**To be done**
Work out how many lines contain "coperchi". Reply with the count alone.

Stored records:
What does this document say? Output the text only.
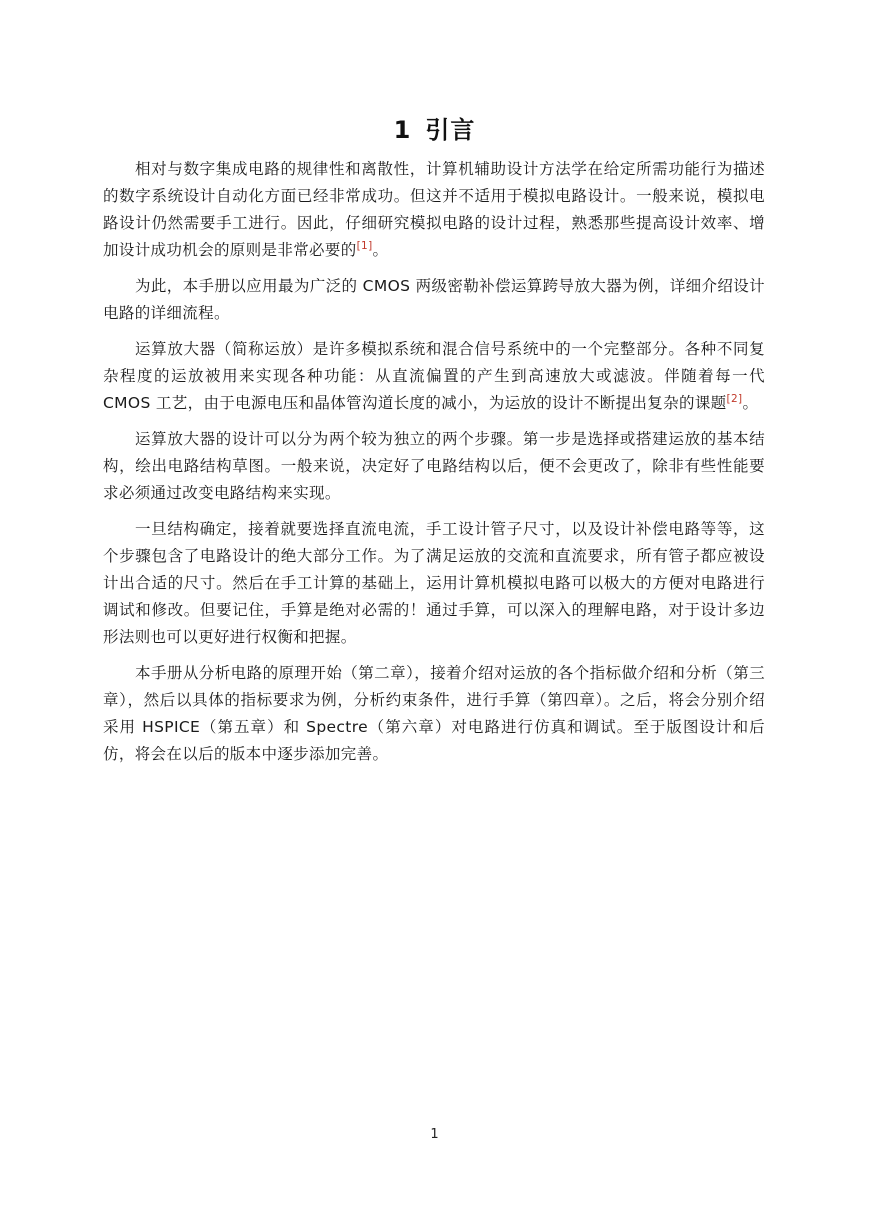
1 引言

相对与数字集成电路的规律性和离散性，计算机辅助设计方法学在给定所需功能行为描述的数字系统设计自动化方面已经非常成功。但这并不适用于模拟电路设计。一般来说，模拟电路设计仍然需要手工进行。因此，仔细研究模拟电路的设计过程，熟悉那些提高设计效率、增加设计成功机会的原则是非常必要的[1]。

为此，本手册以应用最为广泛的 CMOS 两级密勒补偿运算跨导放大器为例，详细介绍设计电路的详细流程。

运算放大器（简称运放）是许多模拟系统和混合信号系统中的一个完整部分。各种不同复杂程度的运放被用来实现各种功能：从直流偏置的产生到高速放大或滤波。伴随着每一代 CMOS 工艺，由于电源电压和晶体管沟道长度的减小，为运放的设计不断提出复杂的课题[2]。

运算放大器的设计可以分为两个较为独立的两个步骤。第一步是选择或搭建运放的基本结构，绘出电路结构草图。一般来说，决定好了电路结构以后，便不会更改了，除非有些性能要求必须通过改变电路结构来实现。

一旦结构确定，接着就要选择直流电流，手工设计管子尺寸，以及设计补偿电路等等，这个步骤包含了电路设计的绝大部分工作。为了满足运放的交流和直流要求，所有管子都应被设计出合适的尺寸。然后在手工计算的基础上，运用计算机模拟电路可以极大的方便对电路进行调试和修改。但要记住，手算是绝对必需的！通过手算，可以深入的理解电路，对于设计多边形法则也可以更好进行权衡和把握。

本手册从分析电路的原理开始（第二章），接着介绍对运放的各个指标做介绍和分析（第三章），然后以具体的指标要求为例，分析约束条件，进行手算（第四章）。之后，将会分别介绍采用 HSPICE（第五章）和 Spectre（第六章）对电路进行仿真和调试。至于版图设计和后仿，将会在以后的版本中逐步添加完善。

1
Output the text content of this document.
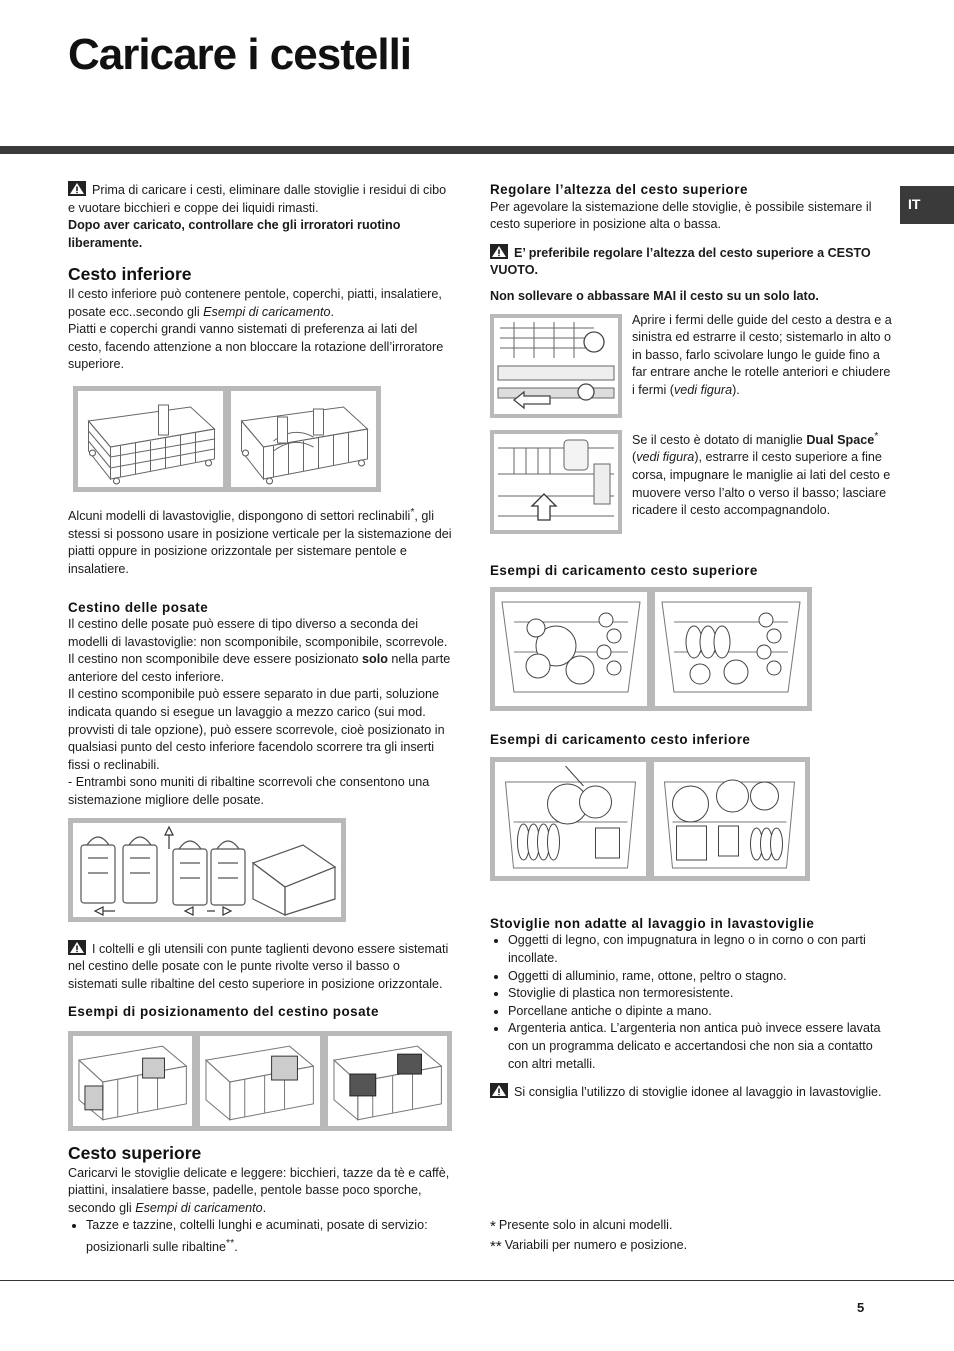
Caricare i cestelli
IT

Prima di caricare i cesti, eliminare dalle stoviglie i residui di cibo e vuotare bicchieri e coppe dei liquidi rimasti.

Dopo aver caricato, controllare che gli irroratori ruotino liberamente.

Cesto inferiore

Il cesto inferiore può contenere pentole, coperchi, piatti, insalatiere, posate ecc..secondo gli Esempi di caricamento.

Piatti e coperchi grandi vanno sistemati di preferenza ai lati del cesto, facendo attenzione a non bloccare la rotazione dell’irroratore superiore.

Alcuni modelli di lavastoviglie, dispongono di settori reclinabili*, gli stessi si possono usare in posizione verticale per la sistemazione dei piatti oppure in posizione orizzontale per sistemare pentole e insalatiere.

Cestino delle posate

Il cestino delle posate può essere di tipo diverso a seconda dei modelli di lavastoviglie: non scomponibile, scomponibile, scorrevole. Il cestino non scomponibile deve essere posizionato solo nella parte anteriore del cesto inferiore.

Il cestino scomponibile può essere separato in due parti, soluzione indicata quando si esegue un lavaggio a mezzo carico (sui mod. provvisti di tale opzione), può essere scorrevole, cioè posizionato in qualsiasi punto del cesto inferiore facendolo scorrere tra gli inserti fissi o reclinabili.

- Entrambi sono muniti di ribaltine scorrevoli che consentono una sistemazione migliore delle posate.

I coltelli e gli utensili con punte taglienti devono essere sistemati nel cestino delle posate con le punte rivolte verso il basso o sistemati sulle ribaltine del cesto superiore in posizione orizzontale.

Esempi di posizionamento del cestino posate

Cesto superiore

Caricarvi le stoviglie delicate e leggere: bicchieri, tazze da tè e caffè, piattini, insalatiere basse, padelle, pentole basse poco sporche, secondo gli Esempi di caricamento.

• Tazze e tazzine, coltelli lunghi e acuminati, posate di servizio: posizionarli sulle ribaltine**.

Regolare l’altezza del cesto superiore

Per agevolare la sistemazione delle stoviglie, è possibile sistemare il cesto superiore in posizione alta o bassa.

E’ preferibile regolare l’altezza del cesto superiore a CESTO VUOTO.

Non sollevare o abbassare MAI il cesto su un solo lato.

Aprire i fermi delle guide del cesto a destra e a sinistra ed estrarre il cesto; sistemarlo in alto o in basso, farlo scivolare lungo le guide fino a far entrare anche le rotelle anteriori e chiudere i fermi (vedi figura).

Se il cesto è dotato di maniglie Dual Space* (vedi figura), estrarre il cesto superiore a fine corsa, impugnare le maniglie ai lati del cesto e muovere verso l’alto o verso il basso; lasciare ricadere il cesto accompagnandolo.

Esempi di caricamento cesto superiore

Esempi di caricamento cesto inferiore

Stoviglie non adatte al lavaggio in lavastoviglie

• Oggetti di legno, con impugnatura in legno o in corno o con parti incollate.
• Oggetti di alluminio, rame, ottone, peltro o stagno.
• Stoviglie di plastica non termoresistente.
• Porcellane antiche o dipinte a mano.
• Argenteria antica. L’argenteria non antica può invece essere lavata con un programma delicato e accertandosi che non sia a contatto con altri metalli.

Si consiglia l’utilizzo di stoviglie idonee al lavaggio in lavastoviglie.

* Presente solo in alcuni modelli.

** Variabili per numero e posizione.

5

**Correct answer**
2